Exercise brief
Skip all pictures, then print the remaining material exactly.

>> BEGIN

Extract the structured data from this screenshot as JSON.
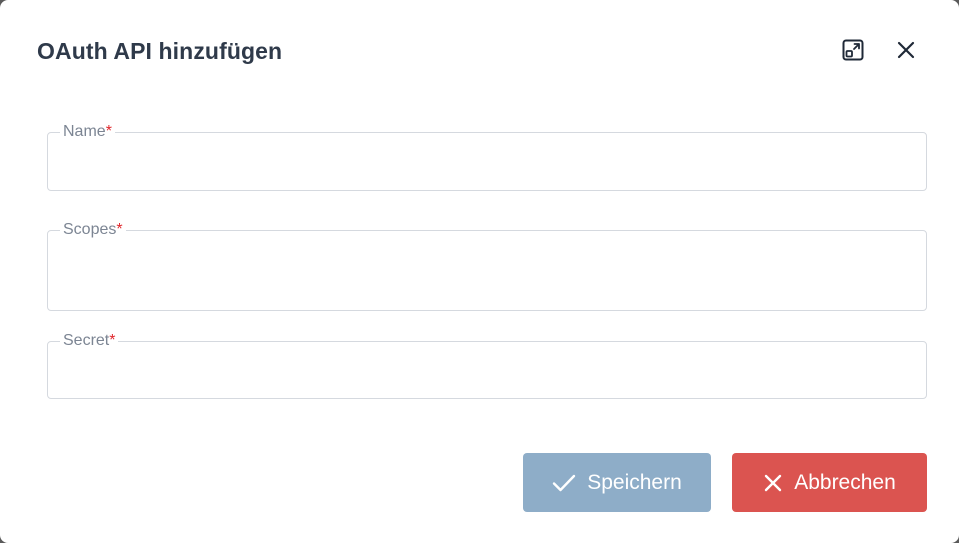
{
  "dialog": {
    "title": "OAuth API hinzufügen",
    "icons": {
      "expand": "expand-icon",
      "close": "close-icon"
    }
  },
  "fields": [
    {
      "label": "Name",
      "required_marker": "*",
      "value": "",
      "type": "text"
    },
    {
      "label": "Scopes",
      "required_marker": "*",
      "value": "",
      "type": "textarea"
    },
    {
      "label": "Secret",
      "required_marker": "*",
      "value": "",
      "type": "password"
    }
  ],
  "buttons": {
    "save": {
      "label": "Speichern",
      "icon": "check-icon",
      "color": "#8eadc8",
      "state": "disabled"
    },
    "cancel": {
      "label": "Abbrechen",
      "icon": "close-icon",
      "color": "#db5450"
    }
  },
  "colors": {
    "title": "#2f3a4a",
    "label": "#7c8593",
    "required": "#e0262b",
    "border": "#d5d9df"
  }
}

>> END

Output below
Extract the structured data from this screenshot as JSON.
{
  "dialog": {
    "title": "OAuth API hinzufügen",
    "icons": {
      "expand": "expand-icon",
      "close": "close-icon"
    }
  },
  "fields": [
    {
      "label": "Name",
      "required_marker": "*",
      "value": "",
      "type": "text"
    },
    {
      "label": "Scopes",
      "required_marker": "*",
      "value": "",
      "type": "textarea"
    },
    {
      "label": "Secret",
      "required_marker": "*",
      "value": "",
      "type": "password"
    }
  ],
  "buttons": {
    "save": {
      "label": "Speichern",
      "icon": "check-icon",
      "color": "#8eadc8",
      "state": "disabled"
    },
    "cancel": {
      "label": "Abbrechen",
      "icon": "close-icon",
      "color": "#db5450"
    }
  },
  "colors": {
    "title": "#2f3a4a",
    "label": "#7c8593",
    "required": "#e0262b",
    "border": "#d5d9df"
  }
}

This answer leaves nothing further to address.